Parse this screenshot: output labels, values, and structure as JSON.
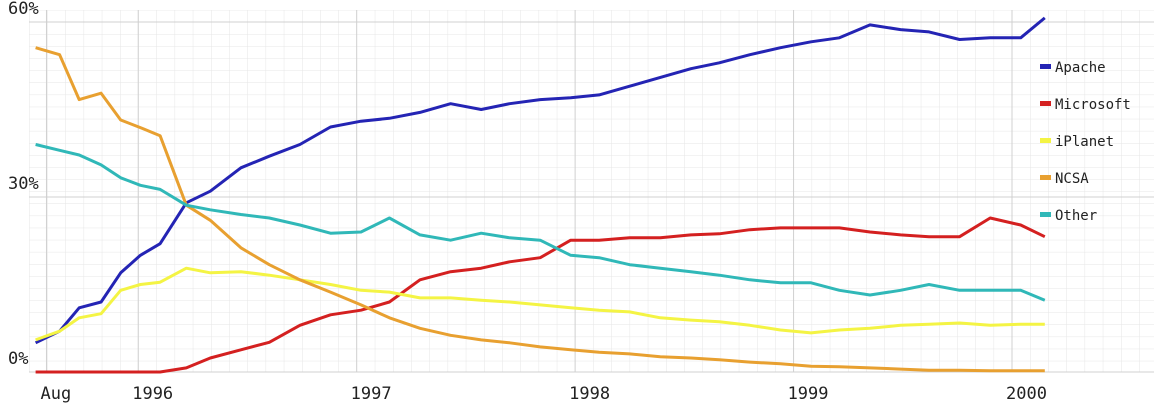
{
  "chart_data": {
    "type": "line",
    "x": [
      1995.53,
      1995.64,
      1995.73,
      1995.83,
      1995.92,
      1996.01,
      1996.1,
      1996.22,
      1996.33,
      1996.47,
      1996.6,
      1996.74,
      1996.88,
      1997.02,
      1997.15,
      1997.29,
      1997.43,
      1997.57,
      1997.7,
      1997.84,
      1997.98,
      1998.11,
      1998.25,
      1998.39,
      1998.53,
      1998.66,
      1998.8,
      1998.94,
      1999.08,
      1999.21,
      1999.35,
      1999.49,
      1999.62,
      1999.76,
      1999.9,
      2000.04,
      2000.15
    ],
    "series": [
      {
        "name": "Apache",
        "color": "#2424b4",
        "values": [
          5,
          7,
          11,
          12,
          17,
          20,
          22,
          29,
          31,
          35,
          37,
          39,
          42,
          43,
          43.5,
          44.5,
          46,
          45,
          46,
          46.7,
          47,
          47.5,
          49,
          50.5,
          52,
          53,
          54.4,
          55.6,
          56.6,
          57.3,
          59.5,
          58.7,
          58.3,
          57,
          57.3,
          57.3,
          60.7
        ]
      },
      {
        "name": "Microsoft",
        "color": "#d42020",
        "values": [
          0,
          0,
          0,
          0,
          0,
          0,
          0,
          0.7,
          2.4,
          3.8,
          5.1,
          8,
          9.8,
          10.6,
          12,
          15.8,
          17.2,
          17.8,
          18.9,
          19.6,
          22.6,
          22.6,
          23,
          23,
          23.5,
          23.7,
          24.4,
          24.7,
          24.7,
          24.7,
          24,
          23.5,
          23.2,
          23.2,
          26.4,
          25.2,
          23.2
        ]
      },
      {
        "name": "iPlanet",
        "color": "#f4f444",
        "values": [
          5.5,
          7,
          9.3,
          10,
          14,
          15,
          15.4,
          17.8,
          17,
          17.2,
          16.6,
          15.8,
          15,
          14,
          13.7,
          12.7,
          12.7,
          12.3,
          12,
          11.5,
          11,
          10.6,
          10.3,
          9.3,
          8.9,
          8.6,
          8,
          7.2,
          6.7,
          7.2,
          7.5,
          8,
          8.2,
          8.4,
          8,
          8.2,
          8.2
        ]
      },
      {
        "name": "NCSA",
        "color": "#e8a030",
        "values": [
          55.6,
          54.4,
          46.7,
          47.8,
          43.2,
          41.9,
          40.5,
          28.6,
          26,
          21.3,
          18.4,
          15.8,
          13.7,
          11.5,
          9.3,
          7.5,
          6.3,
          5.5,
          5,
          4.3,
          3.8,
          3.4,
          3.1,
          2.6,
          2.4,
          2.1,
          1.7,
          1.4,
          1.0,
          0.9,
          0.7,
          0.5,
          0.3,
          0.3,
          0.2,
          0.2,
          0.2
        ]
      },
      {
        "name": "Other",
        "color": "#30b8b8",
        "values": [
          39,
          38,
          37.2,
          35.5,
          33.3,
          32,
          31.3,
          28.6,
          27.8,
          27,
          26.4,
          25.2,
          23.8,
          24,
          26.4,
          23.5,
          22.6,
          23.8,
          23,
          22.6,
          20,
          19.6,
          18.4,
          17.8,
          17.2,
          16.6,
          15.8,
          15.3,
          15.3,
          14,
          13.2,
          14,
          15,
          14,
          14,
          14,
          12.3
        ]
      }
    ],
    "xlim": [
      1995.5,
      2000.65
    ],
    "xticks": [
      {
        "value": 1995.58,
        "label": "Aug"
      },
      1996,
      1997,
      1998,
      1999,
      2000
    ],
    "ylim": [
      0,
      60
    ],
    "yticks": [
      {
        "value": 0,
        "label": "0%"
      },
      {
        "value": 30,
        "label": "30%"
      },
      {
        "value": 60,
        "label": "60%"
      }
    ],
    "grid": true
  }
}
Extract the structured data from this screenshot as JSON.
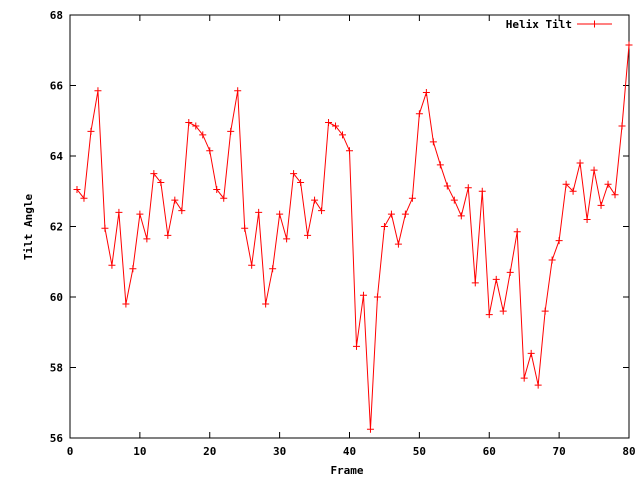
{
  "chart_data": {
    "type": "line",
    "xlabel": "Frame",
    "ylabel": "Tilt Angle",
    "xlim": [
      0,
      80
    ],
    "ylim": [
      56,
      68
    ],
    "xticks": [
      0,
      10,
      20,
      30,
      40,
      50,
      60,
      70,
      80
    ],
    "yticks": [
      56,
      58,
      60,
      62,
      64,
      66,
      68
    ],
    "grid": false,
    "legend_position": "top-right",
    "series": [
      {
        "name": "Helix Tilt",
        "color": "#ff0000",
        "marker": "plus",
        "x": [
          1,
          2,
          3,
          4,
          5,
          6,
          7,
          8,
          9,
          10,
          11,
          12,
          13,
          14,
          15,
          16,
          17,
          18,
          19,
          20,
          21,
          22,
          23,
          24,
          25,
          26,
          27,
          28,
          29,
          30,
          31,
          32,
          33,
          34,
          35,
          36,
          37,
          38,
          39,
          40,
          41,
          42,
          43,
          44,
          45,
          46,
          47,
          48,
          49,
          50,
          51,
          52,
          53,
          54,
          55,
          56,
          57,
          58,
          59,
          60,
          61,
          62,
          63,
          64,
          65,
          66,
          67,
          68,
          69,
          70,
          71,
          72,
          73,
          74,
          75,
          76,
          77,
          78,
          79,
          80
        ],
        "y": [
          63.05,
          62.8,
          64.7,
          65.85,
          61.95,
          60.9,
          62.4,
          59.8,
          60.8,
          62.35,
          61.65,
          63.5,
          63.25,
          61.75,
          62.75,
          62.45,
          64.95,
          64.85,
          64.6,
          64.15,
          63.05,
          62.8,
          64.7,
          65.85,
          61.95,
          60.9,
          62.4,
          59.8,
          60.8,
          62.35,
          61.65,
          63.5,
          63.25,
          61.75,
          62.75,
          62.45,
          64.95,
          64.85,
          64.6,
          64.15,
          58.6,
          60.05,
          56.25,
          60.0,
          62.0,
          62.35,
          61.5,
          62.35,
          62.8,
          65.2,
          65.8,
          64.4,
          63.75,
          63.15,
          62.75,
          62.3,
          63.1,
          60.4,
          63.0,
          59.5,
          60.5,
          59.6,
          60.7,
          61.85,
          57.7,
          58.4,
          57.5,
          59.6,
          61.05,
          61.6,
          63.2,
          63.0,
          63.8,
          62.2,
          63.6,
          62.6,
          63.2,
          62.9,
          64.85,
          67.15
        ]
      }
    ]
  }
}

★ ★ ★ ★ ★ ★ ★

• _What to work on_: Using the records above, select and copy every line that has the word "name".

• _Answer in full_:
        "name": "Apache",
        "name": "Microsoft",
        "name": "iPlanet",
        "name": "NCSA",
        "name": "Other",
        "name": "Helix Tilt",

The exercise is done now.